_Data supplied_
━━━━━━━━━━

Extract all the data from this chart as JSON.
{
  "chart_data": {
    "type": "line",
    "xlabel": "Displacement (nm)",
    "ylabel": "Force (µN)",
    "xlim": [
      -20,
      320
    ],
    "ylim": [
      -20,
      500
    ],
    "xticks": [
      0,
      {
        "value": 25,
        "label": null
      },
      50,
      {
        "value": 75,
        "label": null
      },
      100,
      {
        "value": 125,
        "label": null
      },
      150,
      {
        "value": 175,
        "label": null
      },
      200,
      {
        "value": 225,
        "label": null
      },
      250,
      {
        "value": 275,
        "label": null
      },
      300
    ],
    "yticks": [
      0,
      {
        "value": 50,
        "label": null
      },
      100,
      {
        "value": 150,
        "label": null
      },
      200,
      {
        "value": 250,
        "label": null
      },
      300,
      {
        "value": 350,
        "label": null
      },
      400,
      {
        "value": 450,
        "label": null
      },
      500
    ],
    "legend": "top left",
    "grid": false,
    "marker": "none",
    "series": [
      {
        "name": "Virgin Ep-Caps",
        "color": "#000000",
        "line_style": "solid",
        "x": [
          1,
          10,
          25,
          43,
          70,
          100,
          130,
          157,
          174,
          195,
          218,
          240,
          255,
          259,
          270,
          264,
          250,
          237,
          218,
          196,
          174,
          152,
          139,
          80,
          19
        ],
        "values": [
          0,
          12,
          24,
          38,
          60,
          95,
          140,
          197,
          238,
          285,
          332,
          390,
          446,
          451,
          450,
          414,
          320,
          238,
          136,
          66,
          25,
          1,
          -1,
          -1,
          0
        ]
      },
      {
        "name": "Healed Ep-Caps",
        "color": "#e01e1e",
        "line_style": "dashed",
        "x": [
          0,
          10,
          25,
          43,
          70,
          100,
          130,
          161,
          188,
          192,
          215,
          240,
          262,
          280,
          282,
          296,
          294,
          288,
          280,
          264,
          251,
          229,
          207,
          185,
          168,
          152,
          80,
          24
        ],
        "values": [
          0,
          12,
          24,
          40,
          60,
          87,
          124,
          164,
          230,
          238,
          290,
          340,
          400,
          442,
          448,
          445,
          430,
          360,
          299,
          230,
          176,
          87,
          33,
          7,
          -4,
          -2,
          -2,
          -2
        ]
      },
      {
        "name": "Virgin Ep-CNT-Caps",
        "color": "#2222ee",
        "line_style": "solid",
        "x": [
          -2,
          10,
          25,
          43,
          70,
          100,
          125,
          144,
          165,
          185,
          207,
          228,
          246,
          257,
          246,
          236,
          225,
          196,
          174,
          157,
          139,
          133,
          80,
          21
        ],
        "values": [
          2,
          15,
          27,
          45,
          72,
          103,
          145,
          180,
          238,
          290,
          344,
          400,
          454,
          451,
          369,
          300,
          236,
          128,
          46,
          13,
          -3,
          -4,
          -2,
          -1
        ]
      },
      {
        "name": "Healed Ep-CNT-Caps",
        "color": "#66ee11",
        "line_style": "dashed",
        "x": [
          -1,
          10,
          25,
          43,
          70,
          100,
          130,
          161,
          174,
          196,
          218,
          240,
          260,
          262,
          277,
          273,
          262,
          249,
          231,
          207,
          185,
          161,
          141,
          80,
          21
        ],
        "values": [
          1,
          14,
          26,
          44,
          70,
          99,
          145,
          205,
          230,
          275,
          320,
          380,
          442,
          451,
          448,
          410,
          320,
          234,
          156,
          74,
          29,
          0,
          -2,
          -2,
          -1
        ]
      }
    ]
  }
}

━━━━━━━━━━

Write out every line of the material again, exactly as it reads.

Extract all the data from this chart as JSON.
{
  "chart_data": {
    "type": "line",
    "xlabel": "Displacement (nm)",
    "ylabel": "Force (µN)",
    "xlim": [
      -20,
      320
    ],
    "ylim": [
      -20,
      500
    ],
    "xticks": [
      0,
      {
        "value": 25,
        "label": null
      },
      50,
      {
        "value": 75,
        "label": null
      },
      100,
      {
        "value": 125,
        "label": null
      },
      150,
      {
        "value": 175,
        "label": null
      },
      200,
      {
        "value": 225,
        "label": null
      },
      250,
      {
        "value": 275,
        "label": null
      },
      300
    ],
    "yticks": [
      0,
      {
        "value": 50,
        "label": null
      },
      100,
      {
        "value": 150,
        "label": null
      },
      200,
      {
        "value": 250,
        "label": null
      },
      300,
      {
        "value": 350,
        "label": null
      },
      400,
      {
        "value": 450,
        "label": null
      },
      500
    ],
    "legend": "top left",
    "grid": false,
    "marker": "none",
    "series": [
      {
        "name": "Virgin Ep-Caps",
        "color": "#000000",
        "line_style": "solid",
        "x": [
          1,
          10,
          25,
          43,
          70,
          100,
          130,
          157,
          174,
          195,
          218,
          240,
          255,
          259,
          270,
          264,
          250,
          237,
          218,
          196,
          174,
          152,
          139,
          80,
          19
        ],
        "values": [
          0,
          12,
          24,
          38,
          60,
          95,
          140,
          197,
          238,
          285,
          332,
          390,
          446,
          451,
          450,
          414,
          320,
          238,
          136,
          66,
          25,
          1,
          -1,
          -1,
          0
        ]
      },
      {
        "name": "Healed Ep-Caps",
        "color": "#e01e1e",
        "line_style": "dashed",
        "x": [
          0,
          10,
          25,
          43,
          70,
          100,
          130,
          161,
          188,
          192,
          215,
          240,
          262,
          280,
          282,
          296,
          294,
          288,
          280,
          264,
          251,
          229,
          207,
          185,
          168,
          152,
          80,
          24
        ],
        "values": [
          0,
          12,
          24,
          40,
          60,
          87,
          124,
          164,
          230,
          238,
          290,
          340,
          400,
          442,
          448,
          445,
          430,
          360,
          299,
          230,
          176,
          87,
          33,
          7,
          -4,
          -2,
          -2,
          -2
        ]
      },
      {
        "name": "Virgin Ep-CNT-Caps",
        "color": "#2222ee",
        "line_style": "solid",
        "x": [
          -2,
          10,
          25,
          43,
          70,
          100,
          125,
          144,
          165,
          185,
          207,
          228,
          246,
          257,
          246,
          236,
          225,
          196,
          174,
          157,
          139,
          133,
          80,
          21
        ],
        "values": [
          2,
          15,
          27,
          45,
          72,
          103,
          145,
          180,
          238,
          290,
          344,
          400,
          454,
          451,
          369,
          300,
          236,
          128,
          46,
          13,
          -3,
          -4,
          -2,
          -1
        ]
      },
      {
        "name": "Healed Ep-CNT-Caps",
        "color": "#66ee11",
        "line_style": "dashed",
        "x": [
          -1,
          10,
          25,
          43,
          70,
          100,
          130,
          161,
          174,
          196,
          218,
          240,
          260,
          262,
          277,
          273,
          262,
          249,
          231,
          207,
          185,
          161,
          141,
          80,
          21
        ],
        "values": [
          1,
          14,
          26,
          44,
          70,
          99,
          145,
          205,
          230,
          275,
          320,
          380,
          442,
          451,
          448,
          410,
          320,
          234,
          156,
          74,
          29,
          0,
          -2,
          -2,
          -1
        ]
      }
    ]
  }
}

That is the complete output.